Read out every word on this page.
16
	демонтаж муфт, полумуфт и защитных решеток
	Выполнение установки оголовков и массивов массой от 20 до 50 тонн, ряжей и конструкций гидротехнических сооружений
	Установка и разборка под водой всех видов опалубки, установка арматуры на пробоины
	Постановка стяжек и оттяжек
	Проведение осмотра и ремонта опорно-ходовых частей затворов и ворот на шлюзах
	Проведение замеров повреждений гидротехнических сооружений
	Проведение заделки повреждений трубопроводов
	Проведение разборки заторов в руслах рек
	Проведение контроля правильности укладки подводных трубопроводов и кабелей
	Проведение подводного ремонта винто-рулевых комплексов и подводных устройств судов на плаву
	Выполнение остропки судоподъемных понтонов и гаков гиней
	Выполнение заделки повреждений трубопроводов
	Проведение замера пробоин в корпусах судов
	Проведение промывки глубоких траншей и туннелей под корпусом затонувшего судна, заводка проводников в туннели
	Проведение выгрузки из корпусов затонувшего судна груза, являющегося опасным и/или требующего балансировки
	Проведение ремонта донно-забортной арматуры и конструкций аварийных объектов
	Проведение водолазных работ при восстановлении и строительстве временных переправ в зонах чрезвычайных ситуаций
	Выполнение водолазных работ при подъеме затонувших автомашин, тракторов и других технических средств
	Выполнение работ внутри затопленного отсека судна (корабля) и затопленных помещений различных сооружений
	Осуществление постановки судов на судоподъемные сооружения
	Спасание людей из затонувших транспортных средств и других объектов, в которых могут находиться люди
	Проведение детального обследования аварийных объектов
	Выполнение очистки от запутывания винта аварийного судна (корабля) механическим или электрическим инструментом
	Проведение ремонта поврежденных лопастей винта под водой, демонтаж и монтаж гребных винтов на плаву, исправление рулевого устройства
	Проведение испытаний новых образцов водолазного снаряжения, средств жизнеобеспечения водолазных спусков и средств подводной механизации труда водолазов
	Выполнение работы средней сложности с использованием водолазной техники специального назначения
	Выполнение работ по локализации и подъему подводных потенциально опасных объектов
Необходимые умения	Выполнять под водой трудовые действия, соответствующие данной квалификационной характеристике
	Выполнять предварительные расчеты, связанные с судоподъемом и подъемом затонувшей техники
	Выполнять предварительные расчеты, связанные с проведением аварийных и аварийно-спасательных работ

_ _ _ _

WORK TO DO: Repeat the material above in full, keeping every word.

RIGHT ANSWER:
Read out every word on this page.
16
	демонтаж муфт, полумуфт и защитных решеток
	Выполнение установки оголовков и массивов массой от 20 до 50 тонн, ряжей и конструкций гидротехнических сооружений
	Установка и разборка под водой всех видов опалубки, установка арматуры на пробоины
	Постановка стяжек и оттяжек
	Проведение осмотра и ремонта опорно-ходовых частей затворов и ворот на шлюзах
	Проведение замеров повреждений гидротехнических сооружений
	Проведение заделки повреждений трубопроводов
	Проведение разборки заторов в руслах рек
	Проведение контроля правильности укладки подводных трубопроводов и кабелей
	Проведение подводного ремонта винто-рулевых комплексов и подводных устройств судов на плаву
	Выполнение остропки судоподъемных понтонов и гаков гиней
	Выполнение заделки повреждений трубопроводов
	Проведение замера пробоин в корпусах судов
	Проведение промывки глубоких траншей и туннелей под корпусом затонувшего судна, заводка проводников в туннели
	Проведение выгрузки из корпусов затонувшего судна груза, являющегося опасным и/или требующего балансировки
	Проведение ремонта донно-забортной арматуры и конструкций аварийных объектов
	Проведение водолазных работ при восстановлении и строительстве временных переправ в зонах чрезвычайных ситуаций
	Выполнение водолазных работ при подъеме затонувших автомашин, тракторов и других технических средств
	Выполнение работ внутри затопленного отсека судна (корабля) и затопленных помещений различных сооружений
	Осуществление постановки судов на судоподъемные сооружения
	Спасание людей из затонувших транспортных средств и других объектов, в которых могут находиться люди
	Проведение детального обследования аварийных объектов
	Выполнение очистки от запутывания винта аварийного судна (корабля) механическим или электрическим инструментом
	Проведение ремонта поврежденных лопастей винта под водой, демонтаж и монтаж гребных винтов на плаву, исправление рулевого устройства
	Проведение испытаний новых образцов водолазного снаряжения, средств жизнеобеспечения водолазных спусков и средств подводной механизации труда водолазов
	Выполнение работы средней сложности с использованием водолазной техники специального назначения
	Выполнение работ по локализации и подъему подводных потенциально опасных объектов
Необходимые умения	Выполнять под водой трудовые действия, соответствующие данной квалификационной характеристике
	Выполнять предварительные расчеты, связанные с судоподъемом и подъемом затонувшей техники
	Выполнять предварительные расчеты, связанные с проведением аварийных и аварийно-спасательных работ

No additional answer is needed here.